**WHAT IS EXPECTED:**
From the records below, pull each line that has "إسناد".

>> begin

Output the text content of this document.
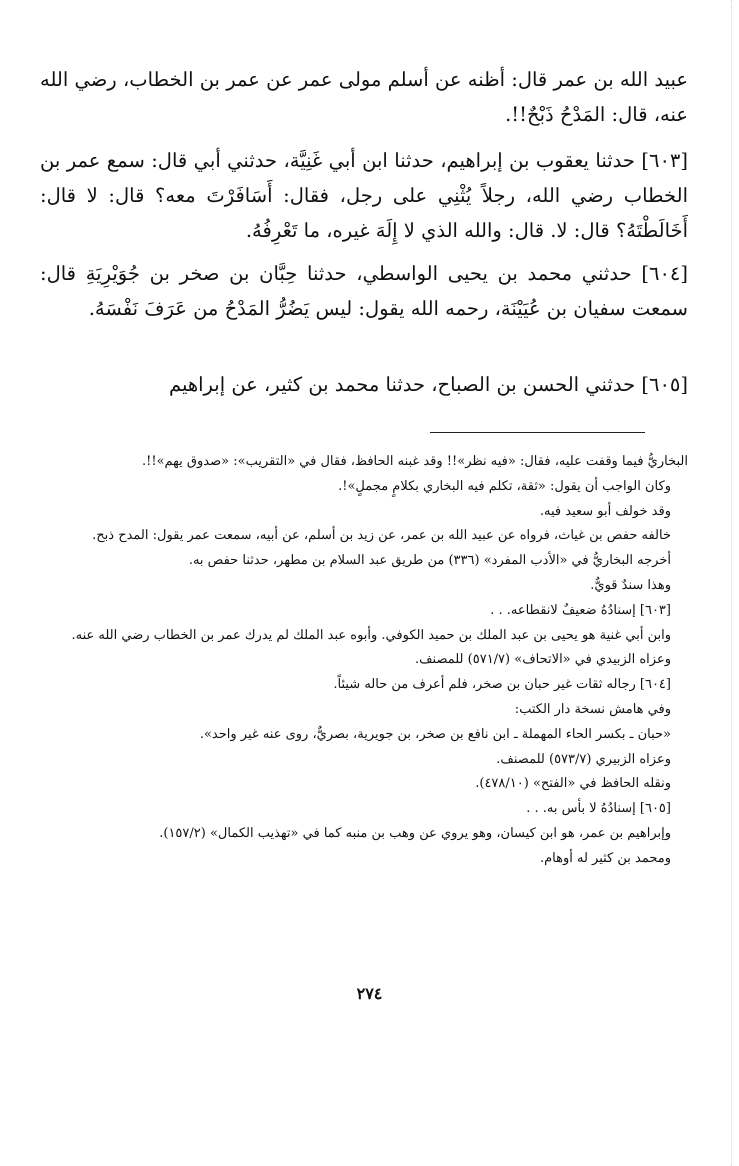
عبيد الله بن عمر قال: أظنه عن أسلم مولى عمر عن عمر بن الخطاب، رضي الله عنه، قال: المَدْحُ ذَبْحٌ!!.

[٦٠٣] حدثنا يعقوب بن إبراهيم، حدثنا ابن أبي غَنِيَّة، حدثني أبي قال: سمع عمر بن الخطاب رضي الله، رجلاً يُثْنِي على رجل، فقال: أَسَافَرْتَ معه؟ قال: لا قال: أَخَالَطْتَهُ؟ قال: لا. قال: والله الذي لا إِلَهَ غيره، ما تَعْرِفُهُ.

[٦٠٤] حدثني محمد بن يحيى الواسطي، حدثنا حِبَّان بن صخر بن جُوَيْرِيَةِ قال: سمعت سفيان بن عُيَيْنَة، رحمه الله يقول: ليس يَضُرُّ المَدْحُ من عَرَفَ نَفْسَهُ.

[٦٠٥] حدثني الحسن بن الصباح، حدثنا محمد بن كثير، عن إبراهيم

البخاريُّ فيما وقفت عليه، فقال: «فيه نظر»!! وقد غبنه الحافظ، فقال في «التقريب»: «صدوق يهم»!!.

وكان الواجب أن يقول: «ثقة، تكلم فيه البخاري بكلامٍ مجملٍ»!.

وقد خولف أبو سعيد فيه.

خالفه حفص بن غياث، فرواه عن عبيد الله بن عمر، عن زيد بن أسلم، عن أبيه، سمعت عمر يقول: المدح ذبح.

أخرجه البخاريُّ في «الأدب المفرد» (٣٣٦) من طريق عبد السلام بن مطهر، حدثنا حفص به.

وهذا سندٌ قويٌّ.

[٦٠٣] إسنادُهُ ضعيفٌ لانقطاعه. . .

وابن أبي غنية هو يحيى بن عبد الملك بن حميد الكوفي. وأبوه عبد الملك لم يدرك عمر بن الخطاب رضي الله عنه.

وعزاه الزبيدي في «الاتحاف» (٥٧١/٧) للمصنف.

[٦٠٤] رجاله ثقات غير حبان بن صخر، فلم أعرف من حاله شيئاً.

وفي هامش نسخة دار الكتب:

«حبان ـ بكسر الحاء المهملة ـ ابن نافع بن صخر، بن جويرية، بصريٌّ، روى عنه غير واحد».

وعزاه الزبيري (٥٧٣/٧) للمصنف.

ونقله الحافظ في «الفتح» (٤٧٨/١٠).

[٦٠٥] إسنادُهُ لا بأس به. . .

وإبراهيم بن عمر، هو ابن كيسان، وهو يروي عن وهب بن منبه كما في «تهذيب الكمال» (١٥٧/٢).

ومحمد بن كثير له أوهام.

٢٧٤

>> end

**WRITTEN ANSWER:**
[٦٠٣] إسنادُهُ ضعيفٌ لانقطاعه. . .
[٦٠٥] إسنادُهُ لا بأس به. . .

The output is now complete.